* _Problem to solve_
Quote every line of the data below as it stands, omitting pictures.

* _Data records_
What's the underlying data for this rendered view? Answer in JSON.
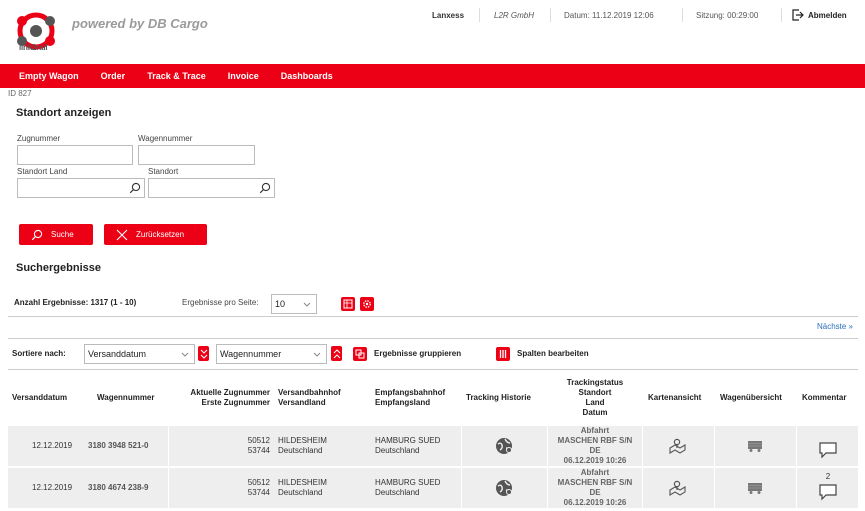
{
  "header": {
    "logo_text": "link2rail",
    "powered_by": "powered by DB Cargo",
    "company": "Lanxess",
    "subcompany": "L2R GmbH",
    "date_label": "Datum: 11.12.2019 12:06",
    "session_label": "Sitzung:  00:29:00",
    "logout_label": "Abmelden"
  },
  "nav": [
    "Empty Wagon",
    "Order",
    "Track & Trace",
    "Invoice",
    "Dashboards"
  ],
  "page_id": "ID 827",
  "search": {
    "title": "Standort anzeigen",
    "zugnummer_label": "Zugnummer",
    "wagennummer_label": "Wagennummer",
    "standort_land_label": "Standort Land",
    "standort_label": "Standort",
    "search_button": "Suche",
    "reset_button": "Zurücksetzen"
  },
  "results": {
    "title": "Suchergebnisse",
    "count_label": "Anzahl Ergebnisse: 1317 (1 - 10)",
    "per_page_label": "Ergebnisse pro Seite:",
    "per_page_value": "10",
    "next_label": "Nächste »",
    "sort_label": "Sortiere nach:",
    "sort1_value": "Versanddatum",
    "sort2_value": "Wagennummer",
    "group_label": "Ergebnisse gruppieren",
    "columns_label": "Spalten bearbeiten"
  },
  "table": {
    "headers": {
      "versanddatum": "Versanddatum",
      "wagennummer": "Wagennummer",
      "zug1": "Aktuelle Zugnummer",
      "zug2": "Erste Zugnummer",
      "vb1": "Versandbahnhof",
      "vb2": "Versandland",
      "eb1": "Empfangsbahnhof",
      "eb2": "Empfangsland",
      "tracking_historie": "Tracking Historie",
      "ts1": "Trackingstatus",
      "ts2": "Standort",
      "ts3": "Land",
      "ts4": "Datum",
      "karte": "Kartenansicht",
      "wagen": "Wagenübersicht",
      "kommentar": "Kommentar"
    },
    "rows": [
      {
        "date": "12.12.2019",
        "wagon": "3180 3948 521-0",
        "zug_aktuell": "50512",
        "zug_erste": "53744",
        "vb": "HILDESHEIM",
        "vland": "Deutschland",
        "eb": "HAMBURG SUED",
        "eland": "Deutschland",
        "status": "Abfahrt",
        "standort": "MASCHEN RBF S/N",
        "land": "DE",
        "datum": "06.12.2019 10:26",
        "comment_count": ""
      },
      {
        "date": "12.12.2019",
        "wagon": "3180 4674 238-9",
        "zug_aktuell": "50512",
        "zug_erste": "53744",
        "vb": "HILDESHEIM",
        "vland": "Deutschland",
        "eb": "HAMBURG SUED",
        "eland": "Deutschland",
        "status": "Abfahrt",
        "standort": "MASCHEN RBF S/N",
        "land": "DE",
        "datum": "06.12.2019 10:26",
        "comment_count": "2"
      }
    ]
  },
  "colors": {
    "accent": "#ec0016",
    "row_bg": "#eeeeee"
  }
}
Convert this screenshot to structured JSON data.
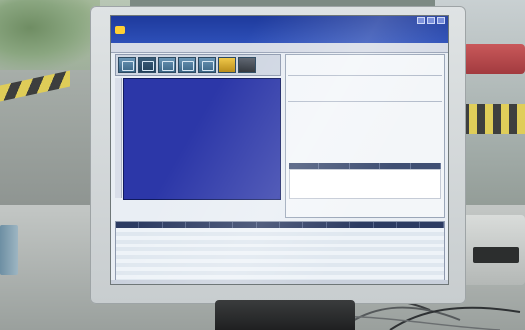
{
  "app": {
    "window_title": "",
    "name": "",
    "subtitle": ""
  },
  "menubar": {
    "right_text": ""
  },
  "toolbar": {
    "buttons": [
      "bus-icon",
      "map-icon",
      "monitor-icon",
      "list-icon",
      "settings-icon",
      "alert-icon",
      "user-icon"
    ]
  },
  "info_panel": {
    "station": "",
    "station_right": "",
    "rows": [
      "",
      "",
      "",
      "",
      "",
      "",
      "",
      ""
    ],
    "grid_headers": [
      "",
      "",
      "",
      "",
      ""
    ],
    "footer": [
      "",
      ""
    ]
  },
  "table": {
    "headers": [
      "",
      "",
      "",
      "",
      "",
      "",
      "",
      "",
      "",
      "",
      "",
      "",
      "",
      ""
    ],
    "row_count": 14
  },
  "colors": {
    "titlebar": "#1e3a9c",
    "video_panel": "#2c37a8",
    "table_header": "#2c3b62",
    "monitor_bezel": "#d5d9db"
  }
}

* _Problem solution_
What's the underlying data for this rendered view? Answer in JSON.
{
  "header": {
    "logo_text": "link2rail",
    "powered_by": "powered by DB Cargo",
    "company": "Lanxess",
    "subcompany": "L2R GmbH",
    "date_label": "Datum: 11.12.2019 12:06",
    "session_label": "Sitzung:  00:29:00",
    "logout_label": "Abmelden"
  },
  "nav": [
    "Empty Wagon",
    "Order",
    "Track & Trace",
    "Invoice",
    "Dashboards"
  ],
  "page_id": "ID 827",
  "search": {
    "title": "Standort anzeigen",
    "zugnummer_label": "Zugnummer",
    "wagennummer_label": "Wagennummer",
    "standort_land_label": "Standort Land",
    "standort_label": "Standort",
    "search_button": "Suche",
    "reset_button": "Zurücksetzen"
  },
  "results": {
    "title": "Suchergebnisse",
    "count_label": "Anzahl Ergebnisse: 1317 (1 - 10)",
    "per_page_label": "Ergebnisse pro Seite:",
    "per_page_value": "10",
    "next_label": "Nächste »",
    "sort_label": "Sortiere nach:",
    "sort1_value": "Versanddatum",
    "sort2_value": "Wagennummer",
    "group_label": "Ergebnisse gruppieren",
    "columns_label": "Spalten bearbeiten"
  },
  "table": {
    "headers": {
      "versanddatum": "Versanddatum",
      "wagennummer": "Wagennummer",
      "zug1": "Aktuelle Zugnummer",
      "zug2": "Erste Zugnummer",
      "vb1": "Versandbahnhof",
      "vb2": "Versandland",
      "eb1": "Empfangsbahnhof",
      "eb2": "Empfangsland",
      "tracking_historie": "Tracking Historie",
      "ts1": "Trackingstatus",
      "ts2": "Standort",
      "ts3": "Land",
      "ts4": "Datum",
      "karte": "Kartenansicht",
      "wagen": "Wagenübersicht",
      "kommentar": "Kommentar"
    },
    "rows": [
      {
        "date": "12.12.2019",
        "wagon": "3180 3948 521-0",
        "zug_aktuell": "50512",
        "zug_erste": "53744",
        "vb": "HILDESHEIM",
        "vland": "Deutschland",
        "eb": "HAMBURG SUED",
        "eland": "Deutschland",
        "status": "Abfahrt",
        "standort": "MASCHEN RBF S/N",
        "land": "DE",
        "datum": "06.12.2019 10:26",
        "comment_count": ""
      },
      {
        "date": "12.12.2019",
        "wagon": "3180 4674 238-9",
        "zug_aktuell": "50512",
        "zug_erste": "53744",
        "vb": "HILDESHEIM",
        "vland": "Deutschland",
        "eb": "HAMBURG SUED",
        "eland": "Deutschland",
        "status": "Abfahrt",
        "standort": "MASCHEN RBF S/N",
        "land": "DE",
        "datum": "06.12.2019 10:26",
        "comment_count": "2"
      }
    ]
  },
  "colors": {
    "accent": "#ec0016",
    "row_bg": "#eeeeee"
  }
}
Convert this screenshot to structured JSON data.
{
  "app": {
    "window_title": "",
    "name": "",
    "subtitle": ""
  },
  "menubar": {
    "right_text": ""
  },
  "toolbar": {
    "buttons": [
      "bus-icon",
      "map-icon",
      "monitor-icon",
      "list-icon",
      "settings-icon",
      "alert-icon",
      "user-icon"
    ]
  },
  "info_panel": {
    "station": "",
    "station_right": "",
    "rows": [
      "",
      "",
      "",
      "",
      "",
      "",
      "",
      ""
    ],
    "grid_headers": [
      "",
      "",
      "",
      "",
      ""
    ],
    "footer": [
      "",
      ""
    ]
  },
  "table": {
    "headers": [
      "",
      "",
      "",
      "",
      "",
      "",
      "",
      "",
      "",
      "",
      "",
      "",
      "",
      ""
    ],
    "row_count": 14
  },
  "colors": {
    "titlebar": "#1e3a9c",
    "video_panel": "#2c37a8",
    "table_header": "#2c3b62",
    "monitor_bezel": "#d5d9db"
  }
}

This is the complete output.